● **Description of the task**
Please restate the following records word for word.

● **Records provided**
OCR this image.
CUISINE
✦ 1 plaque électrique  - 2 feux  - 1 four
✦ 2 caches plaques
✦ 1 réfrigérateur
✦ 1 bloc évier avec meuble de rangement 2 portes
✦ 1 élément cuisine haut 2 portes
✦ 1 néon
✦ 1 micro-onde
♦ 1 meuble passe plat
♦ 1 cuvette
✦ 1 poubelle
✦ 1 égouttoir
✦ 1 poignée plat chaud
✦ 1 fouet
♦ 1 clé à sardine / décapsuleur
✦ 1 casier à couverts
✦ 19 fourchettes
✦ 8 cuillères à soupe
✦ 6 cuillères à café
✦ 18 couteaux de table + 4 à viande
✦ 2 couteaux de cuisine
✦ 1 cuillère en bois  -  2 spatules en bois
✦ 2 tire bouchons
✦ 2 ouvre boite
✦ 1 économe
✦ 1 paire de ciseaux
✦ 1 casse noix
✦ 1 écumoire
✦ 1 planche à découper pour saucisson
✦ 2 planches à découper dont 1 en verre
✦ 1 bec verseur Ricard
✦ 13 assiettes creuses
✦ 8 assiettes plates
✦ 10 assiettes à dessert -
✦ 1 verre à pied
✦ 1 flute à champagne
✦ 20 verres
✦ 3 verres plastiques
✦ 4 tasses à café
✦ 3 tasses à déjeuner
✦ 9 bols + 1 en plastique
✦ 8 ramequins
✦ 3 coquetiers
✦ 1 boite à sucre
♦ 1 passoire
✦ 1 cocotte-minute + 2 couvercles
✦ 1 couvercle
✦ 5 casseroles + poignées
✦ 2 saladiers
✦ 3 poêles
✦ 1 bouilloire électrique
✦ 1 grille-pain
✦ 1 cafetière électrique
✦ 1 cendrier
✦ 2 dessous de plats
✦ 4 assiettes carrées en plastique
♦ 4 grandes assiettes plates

● **Task solution**
OCR this image.
CUISINE
✦ 1 plaque électrique  - 2 feux  - 1 four
✦ 2 caches plaques
✦ 1 réfrigérateur
✦ 1 bloc évier avec meuble de rangement 2 portes
✦ 1 élément cuisine haut 2 portes
✦ 1 néon
✦ 1 micro-onde
♦ 1 meuble passe plat
♦ 1 cuvette
✦ 1 poubelle
✦ 1 égouttoir
✦ 1 poignée plat chaud
✦ 1 fouet
♦ 1 clé à sardine / décapsuleur
✦ 1 casier à couverts
✦ 19 fourchettes
✦ 8 cuillères à soupe
✦ 6 cuillères à café
✦ 18 couteaux de table + 4 à viande
✦ 2 couteaux de cuisine
✦ 1 cuillère en bois  -  2 spatules en bois
✦ 2 tire bouchons
✦ 2 ouvre boite
✦ 1 économe
✦ 1 paire de ciseaux
✦ 1 casse noix
✦ 1 écumoire
✦ 1 planche à découper pour saucisson
✦ 2 planches à découper dont 1 en verre
✦ 1 bec verseur Ricard
✦ 13 assiettes creuses
✦ 8 assiettes plates
✦ 10 assiettes à dessert -
✦ 1 verre à pied
✦ 1 flute à champagne
✦ 20 verres
✦ 3 verres plastiques
✦ 4 tasses à café
✦ 3 tasses à déjeuner
✦ 9 bols + 1 en plastique
✦ 8 ramequins
✦ 3 coquetiers
✦ 1 boite à sucre
♦ 1 passoire
✦ 1 cocotte-minute + 2 couvercles
✦ 1 couvercle
✦ 5 casseroles + poignées
✦ 2 saladiers
✦ 3 poêles
✦ 1 bouilloire électrique
✦ 1 grille-pain
✦ 1 cafetière électrique
✦ 1 cendrier
✦ 2 dessous de plats
✦ 4 assiettes carrées en plastique
♦ 4 grandes assiettes plates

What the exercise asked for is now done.